Exercise goal
Every record below should be printed exactly as given.

Entries provided
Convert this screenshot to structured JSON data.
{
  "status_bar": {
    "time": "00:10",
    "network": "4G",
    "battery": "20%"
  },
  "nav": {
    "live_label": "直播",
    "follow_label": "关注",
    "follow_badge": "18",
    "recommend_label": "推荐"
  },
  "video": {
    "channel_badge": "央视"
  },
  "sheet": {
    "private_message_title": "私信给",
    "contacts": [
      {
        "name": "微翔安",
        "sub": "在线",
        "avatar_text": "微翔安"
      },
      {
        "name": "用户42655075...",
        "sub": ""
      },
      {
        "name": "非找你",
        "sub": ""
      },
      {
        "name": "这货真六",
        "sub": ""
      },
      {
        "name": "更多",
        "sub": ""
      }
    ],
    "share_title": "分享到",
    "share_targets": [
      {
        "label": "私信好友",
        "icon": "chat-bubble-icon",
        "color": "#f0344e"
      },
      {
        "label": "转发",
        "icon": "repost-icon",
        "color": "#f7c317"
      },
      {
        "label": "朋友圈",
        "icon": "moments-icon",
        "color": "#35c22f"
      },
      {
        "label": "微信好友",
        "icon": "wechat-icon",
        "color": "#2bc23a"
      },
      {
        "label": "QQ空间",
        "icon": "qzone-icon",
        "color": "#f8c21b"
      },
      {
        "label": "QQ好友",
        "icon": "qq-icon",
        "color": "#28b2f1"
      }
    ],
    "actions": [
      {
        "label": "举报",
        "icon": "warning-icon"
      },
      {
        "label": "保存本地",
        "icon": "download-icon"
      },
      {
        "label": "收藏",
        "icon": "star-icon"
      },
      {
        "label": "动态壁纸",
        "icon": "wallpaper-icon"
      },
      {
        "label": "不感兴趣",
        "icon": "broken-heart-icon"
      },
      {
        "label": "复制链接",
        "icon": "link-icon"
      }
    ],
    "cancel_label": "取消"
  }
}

Finished answer
Convert this screenshot to structured JSON data.
{
  "status_bar": {
    "time": "00:10",
    "network": "4G",
    "battery": "20%"
  },
  "nav": {
    "live_label": "直播",
    "follow_label": "关注",
    "follow_badge": "18",
    "recommend_label": "推荐"
  },
  "video": {
    "channel_badge": "央视"
  },
  "sheet": {
    "private_message_title": "私信给",
    "contacts": [
      {
        "name": "微翔安",
        "sub": "在线",
        "avatar_text": "微翔安"
      },
      {
        "name": "用户42655075...",
        "sub": ""
      },
      {
        "name": "非找你",
        "sub": ""
      },
      {
        "name": "这货真六",
        "sub": ""
      },
      {
        "name": "更多",
        "sub": ""
      }
    ],
    "share_title": "分享到",
    "share_targets": [
      {
        "label": "私信好友",
        "icon": "chat-bubble-icon",
        "color": "#f0344e"
      },
      {
        "label": "转发",
        "icon": "repost-icon",
        "color": "#f7c317"
      },
      {
        "label": "朋友圈",
        "icon": "moments-icon",
        "color": "#35c22f"
      },
      {
        "label": "微信好友",
        "icon": "wechat-icon",
        "color": "#2bc23a"
      },
      {
        "label": "QQ空间",
        "icon": "qzone-icon",
        "color": "#f8c21b"
      },
      {
        "label": "QQ好友",
        "icon": "qq-icon",
        "color": "#28b2f1"
      }
    ],
    "actions": [
      {
        "label": "举报",
        "icon": "warning-icon"
      },
      {
        "label": "保存本地",
        "icon": "download-icon"
      },
      {
        "label": "收藏",
        "icon": "star-icon"
      },
      {
        "label": "动态壁纸",
        "icon": "wallpaper-icon"
      },
      {
        "label": "不感兴趣",
        "icon": "broken-heart-icon"
      },
      {
        "label": "复制链接",
        "icon": "link-icon"
      }
    ],
    "cancel_label": "取消"
  }
}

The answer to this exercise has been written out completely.